### What you will do
Restate every line of the material, word for word.

-*-

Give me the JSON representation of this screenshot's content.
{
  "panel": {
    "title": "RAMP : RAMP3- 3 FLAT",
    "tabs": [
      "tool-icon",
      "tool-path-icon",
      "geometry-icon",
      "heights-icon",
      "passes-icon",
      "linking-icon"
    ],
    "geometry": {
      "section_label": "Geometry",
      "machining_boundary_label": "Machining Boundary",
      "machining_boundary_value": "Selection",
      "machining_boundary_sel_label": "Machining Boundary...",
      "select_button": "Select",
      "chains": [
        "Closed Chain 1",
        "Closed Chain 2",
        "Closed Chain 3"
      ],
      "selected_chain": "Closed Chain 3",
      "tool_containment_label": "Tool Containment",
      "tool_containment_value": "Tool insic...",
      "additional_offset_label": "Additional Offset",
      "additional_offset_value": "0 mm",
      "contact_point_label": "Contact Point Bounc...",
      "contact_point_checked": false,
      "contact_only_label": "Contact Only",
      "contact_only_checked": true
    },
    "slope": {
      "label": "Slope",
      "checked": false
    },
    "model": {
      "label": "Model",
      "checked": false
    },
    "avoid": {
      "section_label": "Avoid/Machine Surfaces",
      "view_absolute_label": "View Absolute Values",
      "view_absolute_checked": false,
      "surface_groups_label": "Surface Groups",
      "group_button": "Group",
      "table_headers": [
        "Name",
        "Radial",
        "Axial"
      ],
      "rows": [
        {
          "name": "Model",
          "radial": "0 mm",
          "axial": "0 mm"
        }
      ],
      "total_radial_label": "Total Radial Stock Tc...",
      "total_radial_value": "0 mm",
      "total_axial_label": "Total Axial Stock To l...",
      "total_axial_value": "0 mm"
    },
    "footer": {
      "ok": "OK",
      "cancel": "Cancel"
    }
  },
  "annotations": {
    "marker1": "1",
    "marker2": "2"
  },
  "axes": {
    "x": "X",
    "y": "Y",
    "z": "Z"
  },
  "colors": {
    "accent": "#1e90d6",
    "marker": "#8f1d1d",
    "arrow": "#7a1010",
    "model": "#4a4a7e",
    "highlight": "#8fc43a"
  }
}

-*-

### Correct response
Give me the JSON representation of this screenshot's content.
{
  "panel": {
    "title": "RAMP : RAMP3- 3 FLAT",
    "tabs": [
      "tool-icon",
      "tool-path-icon",
      "geometry-icon",
      "heights-icon",
      "passes-icon",
      "linking-icon"
    ],
    "geometry": {
      "section_label": "Geometry",
      "machining_boundary_label": "Machining Boundary",
      "machining_boundary_value": "Selection",
      "machining_boundary_sel_label": "Machining Boundary...",
      "select_button": "Select",
      "chains": [
        "Closed Chain 1",
        "Closed Chain 2",
        "Closed Chain 3"
      ],
      "selected_chain": "Closed Chain 3",
      "tool_containment_label": "Tool Containment",
      "tool_containment_value": "Tool insic...",
      "additional_offset_label": "Additional Offset",
      "additional_offset_value": "0 mm",
      "contact_point_label": "Contact Point Bounc...",
      "contact_point_checked": false,
      "contact_only_label": "Contact Only",
      "contact_only_checked": true
    },
    "slope": {
      "label": "Slope",
      "checked": false
    },
    "model": {
      "label": "Model",
      "checked": false
    },
    "avoid": {
      "section_label": "Avoid/Machine Surfaces",
      "view_absolute_label": "View Absolute Values",
      "view_absolute_checked": false,
      "surface_groups_label": "Surface Groups",
      "group_button": "Group",
      "table_headers": [
        "Name",
        "Radial",
        "Axial"
      ],
      "rows": [
        {
          "name": "Model",
          "radial": "0 mm",
          "axial": "0 mm"
        }
      ],
      "total_radial_label": "Total Radial Stock Tc...",
      "total_radial_value": "0 mm",
      "total_axial_label": "Total Axial Stock To l...",
      "total_axial_value": "0 mm"
    },
    "footer": {
      "ok": "OK",
      "cancel": "Cancel"
    }
  },
  "annotations": {
    "marker1": "1",
    "marker2": "2"
  },
  "axes": {
    "x": "X",
    "y": "Y",
    "z": "Z"
  },
  "colors": {
    "accent": "#1e90d6",
    "marker": "#8f1d1d",
    "arrow": "#7a1010",
    "model": "#4a4a7e",
    "highlight": "#8fc43a"
  }
}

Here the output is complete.